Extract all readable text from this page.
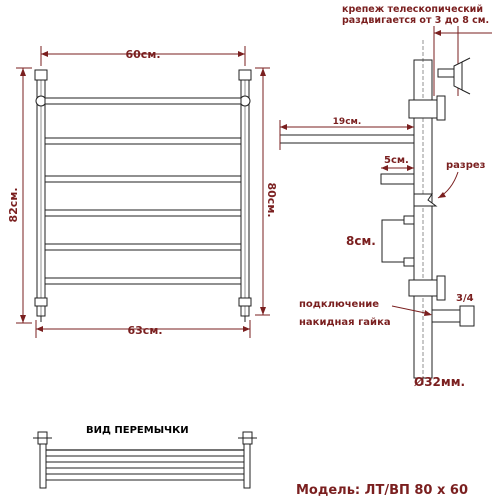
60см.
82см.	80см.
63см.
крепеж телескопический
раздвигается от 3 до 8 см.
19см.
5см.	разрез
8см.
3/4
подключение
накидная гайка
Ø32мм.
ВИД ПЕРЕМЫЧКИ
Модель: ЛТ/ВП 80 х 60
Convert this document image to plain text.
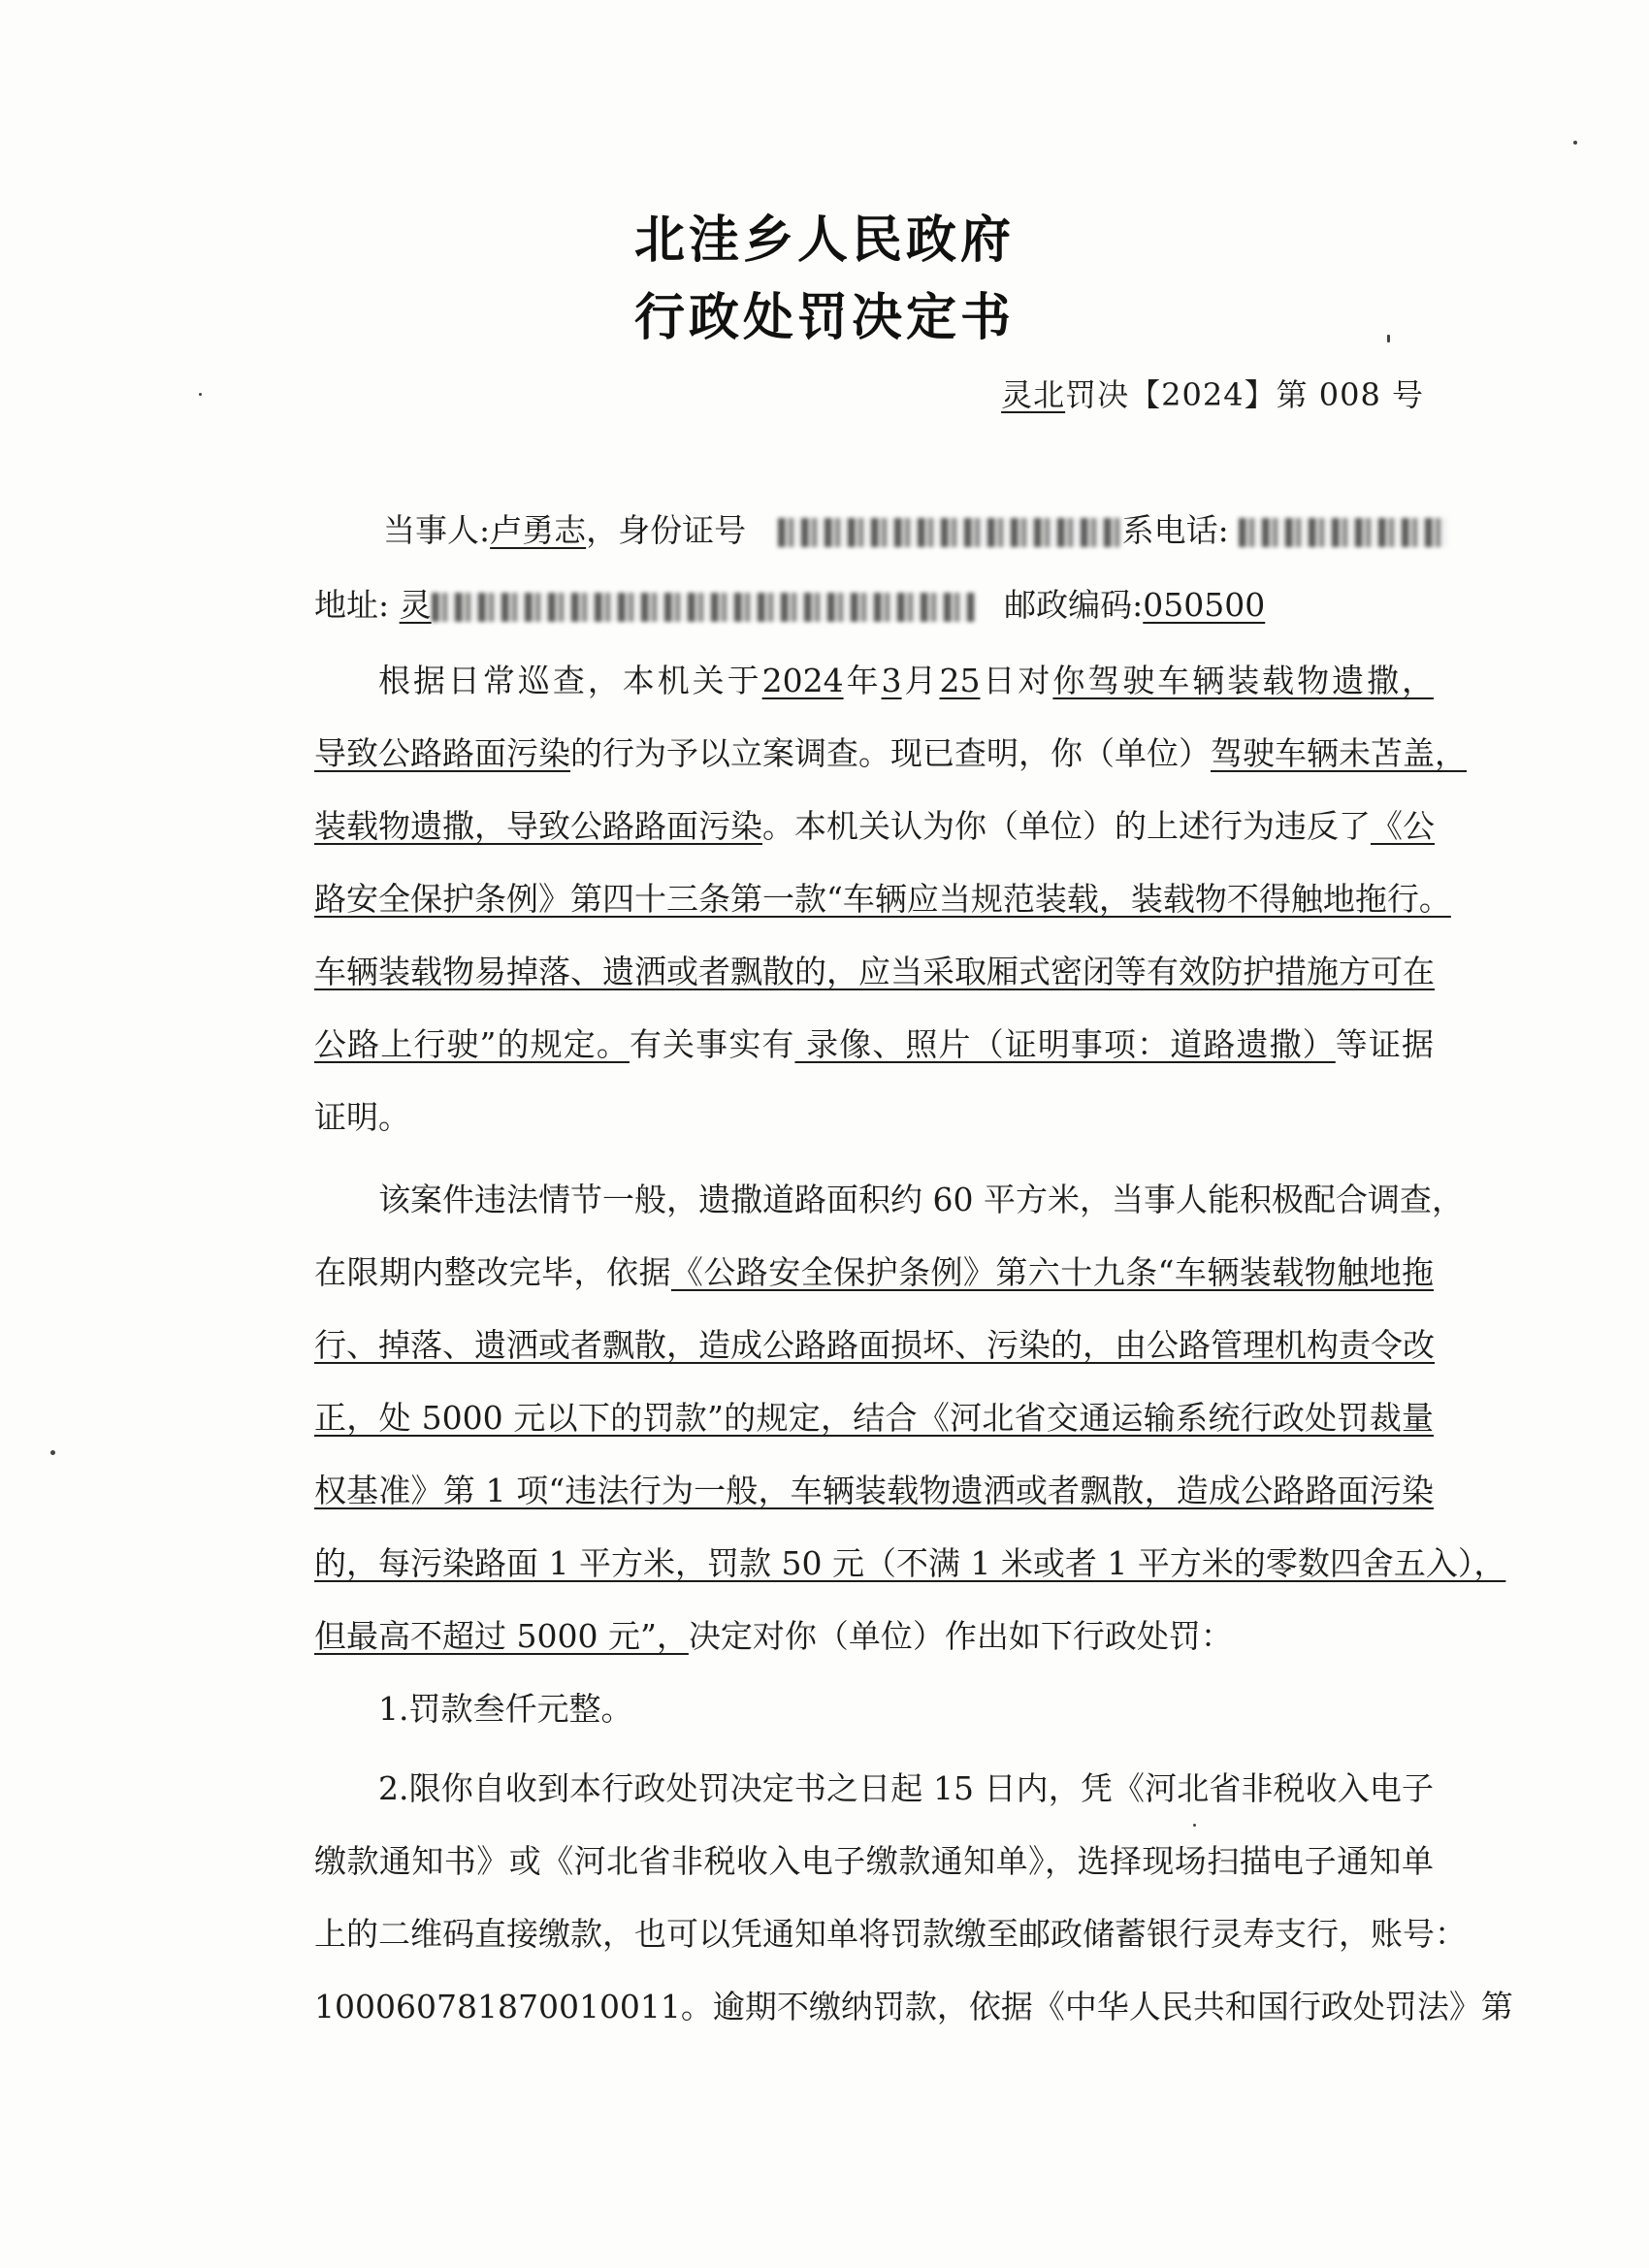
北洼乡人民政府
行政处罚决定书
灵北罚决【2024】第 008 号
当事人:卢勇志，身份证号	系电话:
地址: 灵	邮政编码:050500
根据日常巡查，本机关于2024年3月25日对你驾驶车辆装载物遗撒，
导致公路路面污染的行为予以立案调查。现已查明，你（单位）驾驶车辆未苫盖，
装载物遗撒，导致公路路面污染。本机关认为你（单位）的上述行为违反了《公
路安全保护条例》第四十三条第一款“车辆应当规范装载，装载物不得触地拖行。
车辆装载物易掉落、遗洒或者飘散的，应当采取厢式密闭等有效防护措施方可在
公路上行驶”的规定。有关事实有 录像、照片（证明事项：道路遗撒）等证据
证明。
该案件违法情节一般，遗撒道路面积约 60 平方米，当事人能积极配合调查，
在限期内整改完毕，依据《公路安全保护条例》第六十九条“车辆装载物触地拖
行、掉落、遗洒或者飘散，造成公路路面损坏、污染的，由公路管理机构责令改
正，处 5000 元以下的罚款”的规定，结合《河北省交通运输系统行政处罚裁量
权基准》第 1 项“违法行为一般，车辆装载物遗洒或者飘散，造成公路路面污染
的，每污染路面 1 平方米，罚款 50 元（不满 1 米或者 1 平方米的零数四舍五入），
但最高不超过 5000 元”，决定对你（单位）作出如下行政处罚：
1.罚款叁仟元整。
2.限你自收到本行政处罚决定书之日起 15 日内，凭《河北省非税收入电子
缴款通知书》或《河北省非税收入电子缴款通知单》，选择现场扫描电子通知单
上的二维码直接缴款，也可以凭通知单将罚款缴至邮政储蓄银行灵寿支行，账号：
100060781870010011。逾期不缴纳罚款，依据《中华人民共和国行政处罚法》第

++++++++++

Exercise objective:
Reproduce every line of the material precisely, omitting its pictures.

In response:
Extract all readable text from this page.
60см.
82см.	80см.
63см.
крепеж телескопический
раздвигается от 3 до 8 см.
19см.
5см.	разрез
8см.
3/4
подключение
накидная гайка
Ø32мм.
ВИД ПЕРЕМЫЧКИ
Модель: ЛТ/ВП 80 х 60
Convert this document image to plain text.
北洼乡人民政府
行政处罚决定书
灵北罚决【2024】第 008 号
当事人:卢勇志，身份证号	系电话:
地址: 灵	邮政编码:050500
根据日常巡查，本机关于2024年3月25日对你驾驶车辆装载物遗撒，
导致公路路面污染的行为予以立案调查。现已查明，你（单位）驾驶车辆未苫盖，
装载物遗撒，导致公路路面污染。本机关认为你（单位）的上述行为违反了《公
路安全保护条例》第四十三条第一款“车辆应当规范装载，装载物不得触地拖行。
车辆装载物易掉落、遗洒或者飘散的，应当采取厢式密闭等有效防护措施方可在
公路上行驶”的规定。有关事实有 录像、照片（证明事项：道路遗撒）等证据
证明。
该案件违法情节一般，遗撒道路面积约 60 平方米，当事人能积极配合调查，
在限期内整改完毕，依据《公路安全保护条例》第六十九条“车辆装载物触地拖
行、掉落、遗洒或者飘散，造成公路路面损坏、污染的，由公路管理机构责令改
正，处 5000 元以下的罚款”的规定，结合《河北省交通运输系统行政处罚裁量
权基准》第 1 项“违法行为一般，车辆装载物遗洒或者飘散，造成公路路面污染
的，每污染路面 1 平方米，罚款 50 元（不满 1 米或者 1 平方米的零数四舍五入），
但最高不超过 5000 元”，决定对你（单位）作出如下行政处罚：
1.罚款叁仟元整。
2.限你自收到本行政处罚决定书之日起 15 日内，凭《河北省非税收入电子
缴款通知书》或《河北省非税收入电子缴款通知单》，选择现场扫描电子通知单
上的二维码直接缴款，也可以凭通知单将罚款缴至邮政储蓄银行灵寿支行，账号：
100060781870010011。逾期不缴纳罚款，依据《中华人民共和国行政处罚法》第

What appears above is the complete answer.